_Given request_:
The records below must be retyped exactly.

_Supplied records_:
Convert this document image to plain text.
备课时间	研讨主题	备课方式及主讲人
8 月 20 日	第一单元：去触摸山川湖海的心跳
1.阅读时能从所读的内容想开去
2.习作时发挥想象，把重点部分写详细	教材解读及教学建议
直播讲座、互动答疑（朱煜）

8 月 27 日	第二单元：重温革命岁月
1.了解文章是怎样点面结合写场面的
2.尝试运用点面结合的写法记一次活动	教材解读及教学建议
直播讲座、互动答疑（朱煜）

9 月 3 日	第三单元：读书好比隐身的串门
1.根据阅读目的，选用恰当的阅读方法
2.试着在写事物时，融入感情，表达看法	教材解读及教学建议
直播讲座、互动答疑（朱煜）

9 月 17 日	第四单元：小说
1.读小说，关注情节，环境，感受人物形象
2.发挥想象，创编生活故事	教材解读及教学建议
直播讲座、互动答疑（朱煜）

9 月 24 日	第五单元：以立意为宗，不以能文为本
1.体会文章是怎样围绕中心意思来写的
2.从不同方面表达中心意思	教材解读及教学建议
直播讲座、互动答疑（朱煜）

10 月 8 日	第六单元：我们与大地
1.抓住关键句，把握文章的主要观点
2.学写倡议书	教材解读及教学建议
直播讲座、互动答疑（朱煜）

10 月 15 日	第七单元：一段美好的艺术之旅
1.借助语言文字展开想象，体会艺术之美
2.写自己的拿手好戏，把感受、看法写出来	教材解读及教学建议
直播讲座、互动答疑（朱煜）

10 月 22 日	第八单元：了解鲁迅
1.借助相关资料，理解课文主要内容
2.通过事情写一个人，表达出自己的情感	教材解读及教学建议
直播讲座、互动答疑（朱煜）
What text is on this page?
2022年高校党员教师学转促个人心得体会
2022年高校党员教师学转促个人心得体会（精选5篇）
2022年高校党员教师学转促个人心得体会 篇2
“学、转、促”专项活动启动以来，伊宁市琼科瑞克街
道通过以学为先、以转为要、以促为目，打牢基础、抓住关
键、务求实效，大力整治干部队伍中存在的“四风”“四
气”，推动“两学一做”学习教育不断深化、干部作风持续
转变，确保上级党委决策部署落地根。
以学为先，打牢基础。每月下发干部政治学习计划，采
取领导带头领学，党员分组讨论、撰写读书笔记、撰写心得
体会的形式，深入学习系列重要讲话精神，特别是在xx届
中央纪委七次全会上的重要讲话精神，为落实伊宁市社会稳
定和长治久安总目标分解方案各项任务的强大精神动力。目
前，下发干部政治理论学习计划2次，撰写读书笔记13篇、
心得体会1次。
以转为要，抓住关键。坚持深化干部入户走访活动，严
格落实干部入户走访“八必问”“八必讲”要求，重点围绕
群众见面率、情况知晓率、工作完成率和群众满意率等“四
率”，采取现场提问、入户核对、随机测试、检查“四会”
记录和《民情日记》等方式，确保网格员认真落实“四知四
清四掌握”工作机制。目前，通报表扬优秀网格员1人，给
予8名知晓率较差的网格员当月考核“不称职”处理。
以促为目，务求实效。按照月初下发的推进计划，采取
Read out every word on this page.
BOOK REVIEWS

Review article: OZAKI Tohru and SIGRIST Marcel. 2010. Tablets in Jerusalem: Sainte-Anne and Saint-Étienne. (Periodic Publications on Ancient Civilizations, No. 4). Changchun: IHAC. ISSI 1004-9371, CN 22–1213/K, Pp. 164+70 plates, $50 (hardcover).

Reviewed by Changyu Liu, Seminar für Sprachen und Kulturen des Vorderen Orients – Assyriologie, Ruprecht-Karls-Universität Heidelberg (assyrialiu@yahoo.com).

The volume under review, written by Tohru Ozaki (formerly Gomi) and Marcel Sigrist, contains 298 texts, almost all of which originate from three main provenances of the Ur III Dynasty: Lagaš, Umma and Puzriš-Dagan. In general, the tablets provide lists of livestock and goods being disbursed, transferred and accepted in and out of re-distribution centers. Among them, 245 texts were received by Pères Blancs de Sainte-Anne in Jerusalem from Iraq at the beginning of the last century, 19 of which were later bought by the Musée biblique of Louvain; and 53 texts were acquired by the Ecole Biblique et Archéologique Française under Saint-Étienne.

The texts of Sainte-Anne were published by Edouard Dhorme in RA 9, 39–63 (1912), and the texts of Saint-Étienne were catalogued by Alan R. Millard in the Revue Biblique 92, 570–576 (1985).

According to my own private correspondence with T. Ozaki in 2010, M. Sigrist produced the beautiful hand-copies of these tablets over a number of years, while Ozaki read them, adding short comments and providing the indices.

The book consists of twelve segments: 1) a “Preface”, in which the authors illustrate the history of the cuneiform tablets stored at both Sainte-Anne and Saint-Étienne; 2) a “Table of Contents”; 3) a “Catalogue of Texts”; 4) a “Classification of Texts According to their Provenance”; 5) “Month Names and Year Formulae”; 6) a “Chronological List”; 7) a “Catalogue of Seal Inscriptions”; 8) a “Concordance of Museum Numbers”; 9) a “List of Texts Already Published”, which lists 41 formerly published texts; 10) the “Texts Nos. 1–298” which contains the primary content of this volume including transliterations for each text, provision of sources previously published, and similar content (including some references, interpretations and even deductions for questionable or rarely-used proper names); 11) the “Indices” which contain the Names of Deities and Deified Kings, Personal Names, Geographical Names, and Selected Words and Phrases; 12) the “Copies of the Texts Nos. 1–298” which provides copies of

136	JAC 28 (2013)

_Written answer_:
Convert this document image to plain text.
备课时间	研讨主题	备课方式及主讲人
8 月 20 日	第一单元：去触摸山川湖海的心跳
1.阅读时能从所读的内容想开去
2.习作时发挥想象，把重点部分写详细	教材解读及教学建议
直播讲座、互动答疑（朱煜）

8 月 27 日	第二单元：重温革命岁月
1.了解文章是怎样点面结合写场面的
2.尝试运用点面结合的写法记一次活动	教材解读及教学建议
直播讲座、互动答疑（朱煜）

9 月 3 日	第三单元：读书好比隐身的串门
1.根据阅读目的，选用恰当的阅读方法
2.试着在写事物时，融入感情，表达看法	教材解读及教学建议
直播讲座、互动答疑（朱煜）

9 月 17 日	第四单元：小说
1.读小说，关注情节，环境，感受人物形象
2.发挥想象，创编生活故事	教材解读及教学建议
直播讲座、互动答疑（朱煜）

9 月 24 日	第五单元：以立意为宗，不以能文为本
1.体会文章是怎样围绕中心意思来写的
2.从不同方面表达中心意思	教材解读及教学建议
直播讲座、互动答疑（朱煜）

10 月 8 日	第六单元：我们与大地
1.抓住关键句，把握文章的主要观点
2.学写倡议书	教材解读及教学建议
直播讲座、互动答疑（朱煜）

10 月 15 日	第七单元：一段美好的艺术之旅
1.借助语言文字展开想象，体会艺术之美
2.写自己的拿手好戏，把感受、看法写出来	教材解读及教学建议
直播讲座、互动答疑（朱煜）

10 月 22 日	第八单元：了解鲁迅
1.借助相关资料，理解课文主要内容
2.通过事情写一个人，表达出自己的情感	教材解读及教学建议
直播讲座、互动答疑（朱煜）
What text is on this page?
2022年高校党员教师学转促个人心得体会
2022年高校党员教师学转促个人心得体会（精选5篇）
2022年高校党员教师学转促个人心得体会 篇2
“学、转、促”专项活动启动以来，伊宁市琼科瑞克街
道通过以学为先、以转为要、以促为目，打牢基础、抓住关
键、务求实效，大力整治干部队伍中存在的“四风”“四
气”，推动“两学一做”学习教育不断深化、干部作风持续
转变，确保上级党委决策部署落地根。
以学为先，打牢基础。每月下发干部政治学习计划，采
取领导带头领学，党员分组讨论、撰写读书笔记、撰写心得
体会的形式，深入学习系列重要讲话精神，特别是在xx届
中央纪委七次全会上的重要讲话精神，为落实伊宁市社会稳
定和长治久安总目标分解方案各项任务的强大精神动力。目
前，下发干部政治理论学习计划2次，撰写读书笔记13篇、
心得体会1次。
以转为要，抓住关键。坚持深化干部入户走访活动，严
格落实干部入户走访“八必问”“八必讲”要求，重点围绕
群众见面率、情况知晓率、工作完成率和群众满意率等“四
率”，采取现场提问、入户核对、随机测试、检查“四会”
记录和《民情日记》等方式，确保网格员认真落实“四知四
清四掌握”工作机制。目前，通报表扬优秀网格员1人，给
予8名知晓率较差的网格员当月考核“不称职”处理。
以促为目，务求实效。按照月初下发的推进计划，采取
Read out every word on this page.
BOOK REVIEWS

Review article: OZAKI Tohru and SIGRIST Marcel. 2010. Tablets in Jerusalem: Sainte-Anne and Saint-Étienne. (Periodic Publications on Ancient Civilizations, No. 4). Changchun: IHAC. ISSI 1004-9371, CN 22–1213/K, Pp. 164+70 plates, $50 (hardcover).

Reviewed by Changyu Liu, Seminar für Sprachen und Kulturen des Vorderen Orients – Assyriologie, Ruprecht-Karls-Universität Heidelberg (assyrialiu@yahoo.com).

The volume under review, written by Tohru Ozaki (formerly Gomi) and Marcel Sigrist, contains 298 texts, almost all of which originate from three main provenances of the Ur III Dynasty: Lagaš, Umma and Puzriš-Dagan. In general, the tablets provide lists of livestock and goods being disbursed, transferred and accepted in and out of re-distribution centers. Among them, 245 texts were received by Pères Blancs de Sainte-Anne in Jerusalem from Iraq at the beginning of the last century, 19 of which were later bought by the Musée biblique of Louvain; and 53 texts were acquired by the Ecole Biblique et Archéologique Française under Saint-Étienne.

The texts of Sainte-Anne were published by Edouard Dhorme in RA 9, 39–63 (1912), and the texts of Saint-Étienne were catalogued by Alan R. Millard in the Revue Biblique 92, 570–576 (1985).

According to my own private correspondence with T. Ozaki in 2010, M. Sigrist produced the beautiful hand-copies of these tablets over a number of years, while Ozaki read them, adding short comments and providing the indices.

The book consists of twelve segments: 1) a “Preface”, in which the authors illustrate the history of the cuneiform tablets stored at both Sainte-Anne and Saint-Étienne; 2) a “Table of Contents”; 3) a “Catalogue of Texts”; 4) a “Classification of Texts According to their Provenance”; 5) “Month Names and Year Formulae”; 6) a “Chronological List”; 7) a “Catalogue of Seal Inscriptions”; 8) a “Concordance of Museum Numbers”; 9) a “List of Texts Already Published”, which lists 41 formerly published texts; 10) the “Texts Nos. 1–298” which contains the primary content of this volume including transliterations for each text, provision of sources previously published, and similar content (including some references, interpretations and even deductions for questionable or rarely-used proper names); 11) the “Indices” which contain the Names of Deities and Deified Kings, Personal Names, Geographical Names, and Selected Words and Phrases; 12) the “Copies of the Texts Nos. 1–298” which provides copies of

136	JAC 28 (2013)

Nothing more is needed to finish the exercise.